Given exercise: Pictures are not part of the copy; repeat everything else in the records exactly.

Task data:
>>

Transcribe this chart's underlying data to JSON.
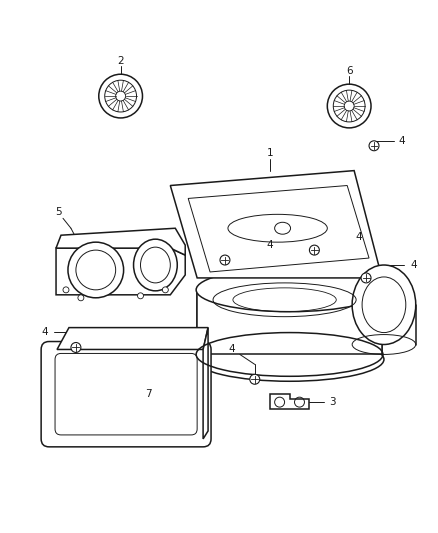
{
  "bg_color": "#ffffff",
  "line_color": "#1a1a1a",
  "label_color": "#1a1a1a",
  "fig_width": 4.38,
  "fig_height": 5.33,
  "dpi": 100
}
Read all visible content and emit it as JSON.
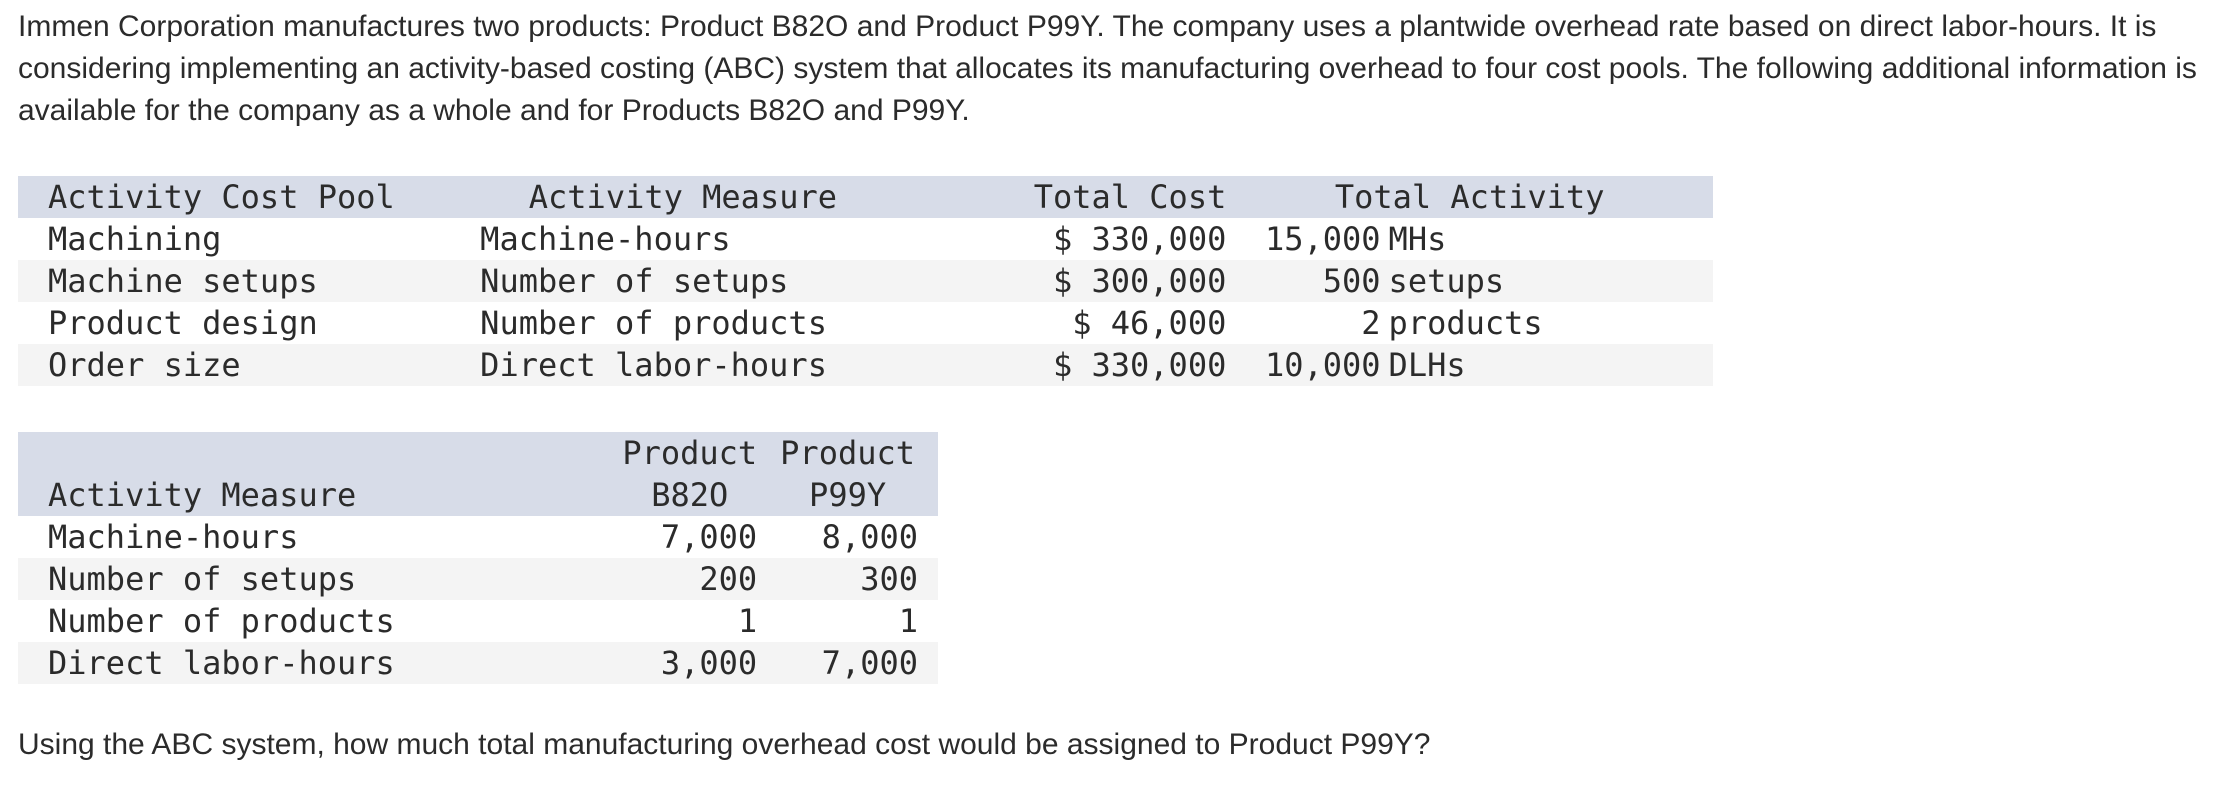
{
  "intro": "Immen Corporation manufactures two products: Product B82O and Product P99Y. The company uses a plantwide overhead rate based on direct labor-hours. It is considering implementing an activity-based costing (ABC) system that allocates its manufacturing overhead to four cost pools. The following additional information is available for the company as a whole and for Products B82O and P99Y.",
  "table1": {
    "headers": {
      "pool": "Activity Cost Pool",
      "measure": "Activity Measure",
      "cost": "Total Cost",
      "activity": "Total Activity"
    },
    "rows": [
      {
        "pool": "Machining",
        "measure": "Machine-hours",
        "cost": "$ 330,000",
        "qty": "15,000",
        "unit": "MHs"
      },
      {
        "pool": "Machine setups",
        "measure": "Number of setups",
        "cost": "$ 300,000",
        "qty": "500",
        "unit": "setups"
      },
      {
        "pool": "Product design",
        "measure": "Number of products",
        "cost": "$ 46,000",
        "qty": "2",
        "unit": "products"
      },
      {
        "pool": "Order size",
        "measure": "Direct labor-hours",
        "cost": "$ 330,000",
        "qty": "10,000",
        "unit": "DLHs"
      }
    ]
  },
  "table2": {
    "headers": {
      "measure": "Activity Measure",
      "b_line1": "Product",
      "b_line2": "B82O",
      "p_line1": "Product",
      "p_line2": "P99Y"
    },
    "rows": [
      {
        "measure": "Machine-hours",
        "b": "7,000",
        "p": "8,000"
      },
      {
        "measure": "Number of setups",
        "b": "200",
        "p": "300"
      },
      {
        "measure": "Number of products",
        "b": "1",
        "p": "1"
      },
      {
        "measure": "Direct labor-hours",
        "b": "3,000",
        "p": "7,000"
      }
    ]
  },
  "question": "Using the ABC system, how much total manufacturing overhead cost would be assigned to Product P99Y?"
}
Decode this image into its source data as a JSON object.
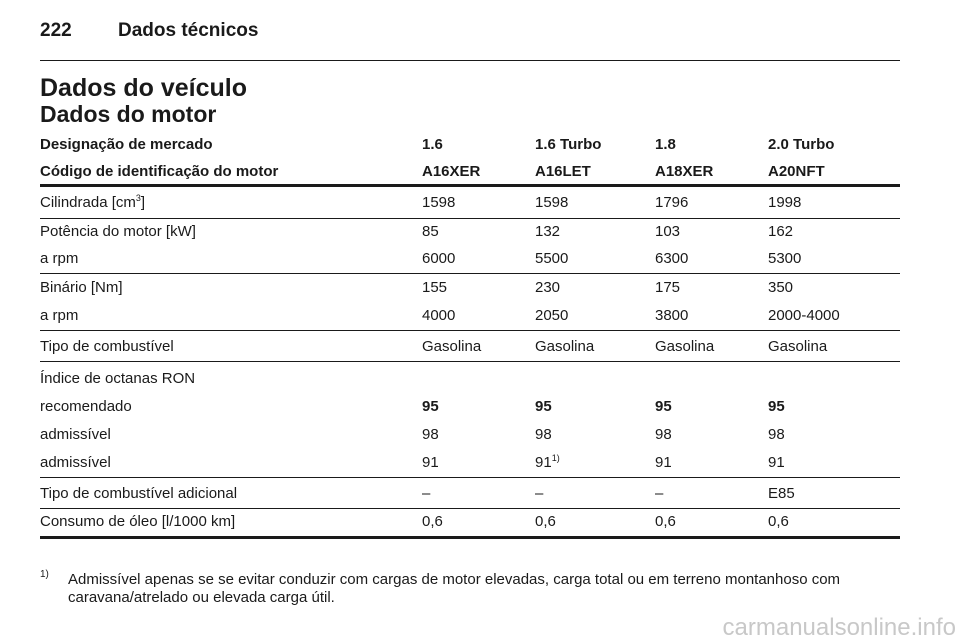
{
  "header": {
    "page_number": "222",
    "section": "Dados técnicos"
  },
  "title": "Dados do veículo",
  "subtitle": "Dados do motor",
  "table": {
    "header_rows": [
      [
        "Designação de mercado",
        "1.6",
        "1.6 Turbo",
        "1.8",
        "2.0 Turbo"
      ],
      [
        "Código de identificação do motor",
        "A16XER",
        "A16LET",
        "A18XER",
        "A20NFT"
      ]
    ],
    "rows": [
      [
        [
          "Cilindrada [cm",
          "3",
          "]"
        ],
        "1598",
        "1598",
        "1796",
        "1998"
      ],
      [
        "Potência do motor [kW]",
        "85",
        "132",
        "103",
        "162"
      ],
      [
        "a rpm",
        "6000",
        "5500",
        "6300",
        "5300"
      ],
      [
        "Binário [Nm]",
        "155",
        "230",
        "175",
        "350"
      ],
      [
        "a rpm",
        "4000",
        "2050",
        "3800",
        "2000-4000"
      ],
      [
        "Tipo de combustível",
        "Gasolina",
        "Gasolina",
        "Gasolina",
        "Gasolina"
      ],
      [
        "Índice de octanas RON"
      ],
      [
        "recomendado",
        "95",
        "95",
        "95",
        "95"
      ],
      [
        "admissível",
        "98",
        "98",
        "98",
        "98"
      ],
      [
        "admissível",
        "91",
        [
          "91",
          "1)"
        ],
        "91",
        "91"
      ],
      [
        "Tipo de combustível adicional",
        "–",
        "–",
        "–",
        "E85"
      ],
      [
        "Consumo de óleo [l/1000 km]",
        "0,6",
        "0,6",
        "0,6",
        "0,6"
      ]
    ]
  },
  "footnote": {
    "marker": "1)",
    "text": "Admissível apenas se se evitar conduzir com cargas de motor elevadas, carga total ou em terreno montanhoso com caravana/atrelado ou elevada carga útil."
  },
  "watermark": "carmanualsonline.info"
}
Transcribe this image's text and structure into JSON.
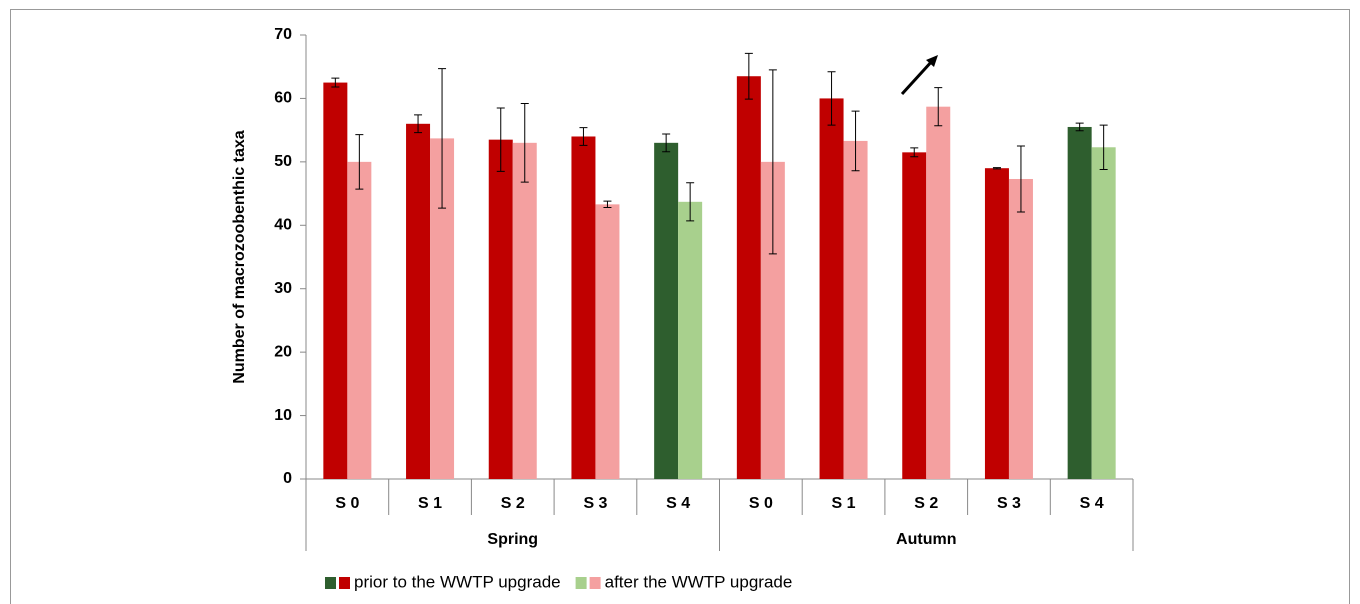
{
  "chart_data": {
    "type": "bar",
    "y_label": "Number of macrozoobenthic taxa",
    "groups": [
      {
        "name": "Spring",
        "categories": [
          "S 0",
          "S 1",
          "S 2",
          "S 3",
          "S 4"
        ]
      },
      {
        "name": "Autumn",
        "categories": [
          "S 0",
          "S 1",
          "S 2",
          "S 3",
          "S 4"
        ]
      }
    ],
    "series": [
      {
        "name": "prior to the WWTP upgrade",
        "legend_colors": [
          "#2e5e2e",
          "#c00000"
        ],
        "colors": [
          "#c00000",
          "#c00000",
          "#c00000",
          "#c00000",
          "#2e5e2e",
          "#c00000",
          "#c00000",
          "#c00000",
          "#c00000",
          "#2e5e2e"
        ],
        "values": [
          62.5,
          56,
          53.5,
          54,
          53,
          63.5,
          60,
          51.5,
          49,
          55.5
        ],
        "errors": [
          0.7,
          1.4,
          5,
          1.4,
          1.4,
          3.6,
          4.2,
          0.7,
          0.1,
          0.6
        ]
      },
      {
        "name": "after the WWTP upgrade",
        "legend_colors": [
          "#a8d08d",
          "#f4a0a0"
        ],
        "colors": [
          "#f4a0a0",
          "#f4a0a0",
          "#f4a0a0",
          "#f4a0a0",
          "#a8d08d",
          "#f4a0a0",
          "#f4a0a0",
          "#f4a0a0",
          "#f4a0a0",
          "#a8d08d"
        ],
        "values": [
          50,
          53.7,
          53,
          43.3,
          43.7,
          50,
          53.3,
          58.7,
          47.3,
          52.3
        ],
        "errors": [
          4.3,
          11,
          6.2,
          0.5,
          3,
          14.5,
          4.7,
          3,
          5.2,
          3.5
        ]
      }
    ],
    "ylim": [
      0,
      70
    ],
    "yticks": [
      0,
      10,
      20,
      30,
      40,
      50,
      60,
      70
    ],
    "grid": false
  }
}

<<

Solution for this exercise:
Transcribe this chart's underlying data to JSON.
{
  "bg_color": "#ffffff",
  "line_color": "#1a1a1a",
  "label_color": "#1a1a1a",
  "fig_width": 4.38,
  "fig_height": 5.33,
  "dpi": 100
}
Read all visible content and emit it as JSON.
{
  "intro": "Immen Corporation manufactures two products: Product B82O and Product P99Y. The company uses a plantwide overhead rate based on direct labor-hours. It is considering implementing an activity-based costing (ABC) system that allocates its manufacturing overhead to four cost pools. The following additional information is available for the company as a whole and for Products B82O and P99Y.",
  "table1": {
    "headers": {
      "pool": "Activity Cost Pool",
      "measure": "Activity Measure",
      "cost": "Total Cost",
      "activity": "Total Activity"
    },
    "rows": [
      {
        "pool": "Machining",
        "measure": "Machine-hours",
        "cost": "$ 330,000",
        "qty": "15,000",
        "unit": "MHs"
      },
      {
        "pool": "Machine setups",
        "measure": "Number of setups",
        "cost": "$ 300,000",
        "qty": "500",
        "unit": "setups"
      },
      {
        "pool": "Product design",
        "measure": "Number of products",
        "cost": "$ 46,000",
        "qty": "2",
        "unit": "products"
      },
      {
        "pool": "Order size",
        "measure": "Direct labor-hours",
        "cost": "$ 330,000",
        "qty": "10,000",
        "unit": "DLHs"
      }
    ]
  },
  "table2": {
    "headers": {
      "measure": "Activity Measure",
      "b_line1": "Product",
      "b_line2": "B82O",
      "p_line1": "Product",
      "p_line2": "P99Y"
    },
    "rows": [
      {
        "measure": "Machine-hours",
        "b": "7,000",
        "p": "8,000"
      },
      {
        "measure": "Number of setups",
        "b": "200",
        "p": "300"
      },
      {
        "measure": "Number of products",
        "b": "1",
        "p": "1"
      },
      {
        "measure": "Direct labor-hours",
        "b": "3,000",
        "p": "7,000"
      }
    ]
  },
  "question": "Using the ABC system, how much total manufacturing overhead cost would be assigned to Product P99Y?"
}
Decode this image into its source data as a JSON object.
{
  "header": {
    "page_number": "222",
    "section": "Dados técnicos"
  },
  "title": "Dados do veículo",
  "subtitle": "Dados do motor",
  "table": {
    "header_rows": [
      [
        "Designação de mercado",
        "1.6",
        "1.6 Turbo",
        "1.8",
        "2.0 Turbo"
      ],
      [
        "Código de identificação do motor",
        "A16XER",
        "A16LET",
        "A18XER",
        "A20NFT"
      ]
    ],
    "rows": [
      [
        [
          "Cilindrada [cm",
          "3",
          "]"
        ],
        "1598",
        "1598",
        "1796",
        "1998"
      ],
      [
        "Potência do motor [kW]",
        "85",
        "132",
        "103",
        "162"
      ],
      [
        "a rpm",
        "6000",
        "5500",
        "6300",
        "5300"
      ],
      [
        "Binário [Nm]",
        "155",
        "230",
        "175",
        "350"
      ],
      [
        "a rpm",
        "4000",
        "2050",
        "3800",
        "2000-4000"
      ],
      [
        "Tipo de combustível",
        "Gasolina",
        "Gasolina",
        "Gasolina",
        "Gasolina"
      ],
      [
        "Índice de octanas RON"
      ],
      [
        "recomendado",
        "95",
        "95",
        "95",
        "95"
      ],
      [
        "admissível",
        "98",
        "98",
        "98",
        "98"
      ],
      [
        "admissível",
        "91",
        [
          "91",
          "1)"
        ],
        "91",
        "91"
      ],
      [
        "Tipo de combustível adicional",
        "–",
        "–",
        "–",
        "E85"
      ],
      [
        "Consumo de óleo [l/1000 km]",
        "0,6",
        "0,6",
        "0,6",
        "0,6"
      ]
    ]
  },
  "footnote": {
    "marker": "1)",
    "text": "Admissível apenas se se evitar conduzir com cargas de motor elevadas, carga total ou em terreno montanhoso com caravana/atrelado ou elevada carga útil."
  },
  "watermark": "carmanualsonline.info"
}
Transcribe this image's text and structure into JSON.
{
  "chart_data": {
    "type": "bar",
    "y_label": "Number of macrozoobenthic taxa",
    "groups": [
      {
        "name": "Spring",
        "categories": [
          "S 0",
          "S 1",
          "S 2",
          "S 3",
          "S 4"
        ]
      },
      {
        "name": "Autumn",
        "categories": [
          "S 0",
          "S 1",
          "S 2",
          "S 3",
          "S 4"
        ]
      }
    ],
    "series": [
      {
        "name": "prior to the WWTP upgrade",
        "legend_colors": [
          "#2e5e2e",
          "#c00000"
        ],
        "colors": [
          "#c00000",
          "#c00000",
          "#c00000",
          "#c00000",
          "#2e5e2e",
          "#c00000",
          "#c00000",
          "#c00000",
          "#c00000",
          "#2e5e2e"
        ],
        "values": [
          62.5,
          56,
          53.5,
          54,
          53,
          63.5,
          60,
          51.5,
          49,
          55.5
        ],
        "errors": [
          0.7,
          1.4,
          5,
          1.4,
          1.4,
          3.6,
          4.2,
          0.7,
          0.1,
          0.6
        ]
      },
      {
        "name": "after the WWTP upgrade",
        "legend_colors": [
          "#a8d08d",
          "#f4a0a0"
        ],
        "colors": [
          "#f4a0a0",
          "#f4a0a0",
          "#f4a0a0",
          "#f4a0a0",
          "#a8d08d",
          "#f4a0a0",
          "#f4a0a0",
          "#f4a0a0",
          "#f4a0a0",
          "#a8d08d"
        ],
        "values": [
          50,
          53.7,
          53,
          43.3,
          43.7,
          50,
          53.3,
          58.7,
          47.3,
          52.3
        ],
        "errors": [
          4.3,
          11,
          6.2,
          0.5,
          3,
          14.5,
          4.7,
          3,
          5.2,
          3.5
        ]
      }
    ],
    "ylim": [
      0,
      70
    ],
    "yticks": [
      0,
      10,
      20,
      30,
      40,
      50,
      60,
      70
    ],
    "grid": false
  }
}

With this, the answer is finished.